__EXTRAIT DU TEXTE__:
Publie le jeudi 1er juin 2006 par Open-Publishing
15 commentaires

de Ignacio Ramonet

Du 9 juin au 9 juillet, notre planète va être submergée par un raz de marée particulier : celui du football, dont la phase finale de la Coupe du monde se déroule en Allemagne. Il s’agit du plus universel événement sportif et télévisuel. Plusieurs dizaines de milliards de téléspectateurs, en audience cumulée, vont suivre les soixante-quatre matches de l’épreuve, qui oppose trente-deux équipes nationales représentant les six continents.

La confrontation atteindra son intensité maximale le dimanche 9 juillet, quand, à Berlin, à l’Olympiastadion (construit par Hitler pour les Jeux olympiques de 1936), les deux dernières équipes qualifiées disputeront la finale. A cet instant, plus de deux milliards de personnes - un tiers de l’humanité -, dans deux cent treize pays (alors que l’Organisation des Nations unies ne compte que cent quatre-vingt-onze Etats), se trouveront devant leurs écrans. Et rien d’autre ne comptera pour elles.

__DONNÉES FOURNIES__:
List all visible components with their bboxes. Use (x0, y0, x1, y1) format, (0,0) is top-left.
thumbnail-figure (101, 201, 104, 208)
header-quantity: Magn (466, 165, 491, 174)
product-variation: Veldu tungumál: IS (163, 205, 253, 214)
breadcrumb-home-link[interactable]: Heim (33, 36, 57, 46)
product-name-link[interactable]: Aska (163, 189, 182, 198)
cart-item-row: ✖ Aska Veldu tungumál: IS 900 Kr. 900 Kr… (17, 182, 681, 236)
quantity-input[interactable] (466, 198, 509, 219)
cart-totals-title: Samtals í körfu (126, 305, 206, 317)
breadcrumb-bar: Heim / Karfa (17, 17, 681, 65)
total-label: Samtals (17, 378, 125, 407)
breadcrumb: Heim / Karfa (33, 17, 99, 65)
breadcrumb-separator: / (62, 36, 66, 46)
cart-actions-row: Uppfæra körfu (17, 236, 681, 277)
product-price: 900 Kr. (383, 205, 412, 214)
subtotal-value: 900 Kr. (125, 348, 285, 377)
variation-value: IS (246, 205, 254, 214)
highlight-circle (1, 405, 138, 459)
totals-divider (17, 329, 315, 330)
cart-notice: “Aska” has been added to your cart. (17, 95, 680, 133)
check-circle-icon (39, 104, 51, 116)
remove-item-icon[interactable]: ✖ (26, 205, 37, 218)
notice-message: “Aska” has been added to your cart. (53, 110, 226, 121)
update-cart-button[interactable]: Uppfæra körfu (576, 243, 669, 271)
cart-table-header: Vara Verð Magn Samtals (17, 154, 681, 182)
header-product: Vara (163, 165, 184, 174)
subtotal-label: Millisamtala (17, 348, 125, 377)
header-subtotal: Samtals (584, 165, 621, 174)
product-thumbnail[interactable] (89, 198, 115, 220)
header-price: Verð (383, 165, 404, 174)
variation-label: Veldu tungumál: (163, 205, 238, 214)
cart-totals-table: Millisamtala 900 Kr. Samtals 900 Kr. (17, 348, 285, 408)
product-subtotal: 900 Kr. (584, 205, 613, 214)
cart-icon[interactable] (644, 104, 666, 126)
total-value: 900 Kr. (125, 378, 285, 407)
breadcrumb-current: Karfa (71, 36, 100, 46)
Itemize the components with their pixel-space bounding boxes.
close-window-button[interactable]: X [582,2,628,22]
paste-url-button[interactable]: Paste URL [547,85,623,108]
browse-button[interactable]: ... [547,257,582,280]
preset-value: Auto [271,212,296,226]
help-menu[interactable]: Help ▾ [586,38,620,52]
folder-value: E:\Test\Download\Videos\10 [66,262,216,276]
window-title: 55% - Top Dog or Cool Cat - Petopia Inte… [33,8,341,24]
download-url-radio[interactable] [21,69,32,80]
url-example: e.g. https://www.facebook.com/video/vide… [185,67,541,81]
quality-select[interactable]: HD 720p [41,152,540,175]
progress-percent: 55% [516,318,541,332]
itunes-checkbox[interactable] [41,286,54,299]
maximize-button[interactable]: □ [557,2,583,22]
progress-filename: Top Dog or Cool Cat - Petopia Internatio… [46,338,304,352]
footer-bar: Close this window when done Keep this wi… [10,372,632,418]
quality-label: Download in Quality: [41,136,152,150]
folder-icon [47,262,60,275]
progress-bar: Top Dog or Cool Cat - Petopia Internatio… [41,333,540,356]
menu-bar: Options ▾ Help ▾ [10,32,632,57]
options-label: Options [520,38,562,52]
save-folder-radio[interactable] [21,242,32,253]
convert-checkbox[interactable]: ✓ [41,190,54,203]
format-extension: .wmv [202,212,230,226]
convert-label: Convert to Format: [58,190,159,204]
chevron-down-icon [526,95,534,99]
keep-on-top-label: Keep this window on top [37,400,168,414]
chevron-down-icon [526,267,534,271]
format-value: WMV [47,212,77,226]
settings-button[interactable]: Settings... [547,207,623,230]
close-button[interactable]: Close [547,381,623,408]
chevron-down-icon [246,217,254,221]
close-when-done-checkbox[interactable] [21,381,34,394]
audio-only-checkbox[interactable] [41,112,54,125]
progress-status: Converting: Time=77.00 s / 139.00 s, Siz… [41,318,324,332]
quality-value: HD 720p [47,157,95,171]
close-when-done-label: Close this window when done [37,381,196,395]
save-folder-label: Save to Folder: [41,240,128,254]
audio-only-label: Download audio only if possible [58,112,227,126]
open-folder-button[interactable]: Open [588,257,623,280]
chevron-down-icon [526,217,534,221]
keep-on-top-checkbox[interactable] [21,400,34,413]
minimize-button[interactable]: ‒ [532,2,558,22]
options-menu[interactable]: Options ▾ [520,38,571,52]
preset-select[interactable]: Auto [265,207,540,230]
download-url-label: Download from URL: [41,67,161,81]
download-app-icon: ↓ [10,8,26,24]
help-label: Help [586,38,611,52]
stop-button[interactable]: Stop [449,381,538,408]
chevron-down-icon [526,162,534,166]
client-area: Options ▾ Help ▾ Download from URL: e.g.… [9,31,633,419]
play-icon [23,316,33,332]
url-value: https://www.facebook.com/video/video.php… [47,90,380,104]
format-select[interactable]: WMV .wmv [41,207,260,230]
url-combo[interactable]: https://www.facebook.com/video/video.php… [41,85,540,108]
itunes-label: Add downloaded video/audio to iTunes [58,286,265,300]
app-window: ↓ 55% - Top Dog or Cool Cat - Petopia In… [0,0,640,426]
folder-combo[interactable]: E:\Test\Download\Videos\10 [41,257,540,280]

__CONSIGNES__:
1. Relevez tous les noms propres de lieux cités dans l'extrait sur la Coupe du monde de football.
2. D'après l'extrait sur la Coupe du monde de football, combien d'équipes nationales participent à l'épreuve ?
3. Poursuivez l'article sur la Coupe du monde de football à partir de sa dernière phrase.
Les données ne sont d'aucune utilité pour ce travail.

__RÉPONSES__:
1. Allemagne, Berlin, Olympiastadion

2. Trente-deux équipes nationales.

3.
La compétition agira alors comme un formidable paravent et occultera tout autre événement. Au grand soulagement de certains. Par exemple, en France : MM. Jacques Chirac et Dominique de Villepin misent sans doute sur cette hypnotique distraction collective pour tenter de faire oublier la ténébreuse « affaire Clearstream ». Et souffler un peu.

« Peste émotionnelle (1) » pour les uns, « passion exultante (2) » pour les autres, le football est le sport international numéro un. Mais c’est indiscutablement plus qu’un sport. Sinon il ne susciterait pas un tel ouragan de sentiments contrastés. « Un fait social total », a dit de lui le grand essayiste Norbert Elias. On pourrait affirmer aussi qu’il constitue une métaphore de la condition humaine. Car il donne à voir, selon l’anthropologue Christian Bromberger, l’incertitude des statuts individuels et collectifs, ainsi que les aléas de la fortune et du destin (3). Il favorise une réflexion sur le rôle de l’individu et le travail d’équipe, et permet des débats passionnés sur la simulation, la triche, l’arbitraire et l’injustice.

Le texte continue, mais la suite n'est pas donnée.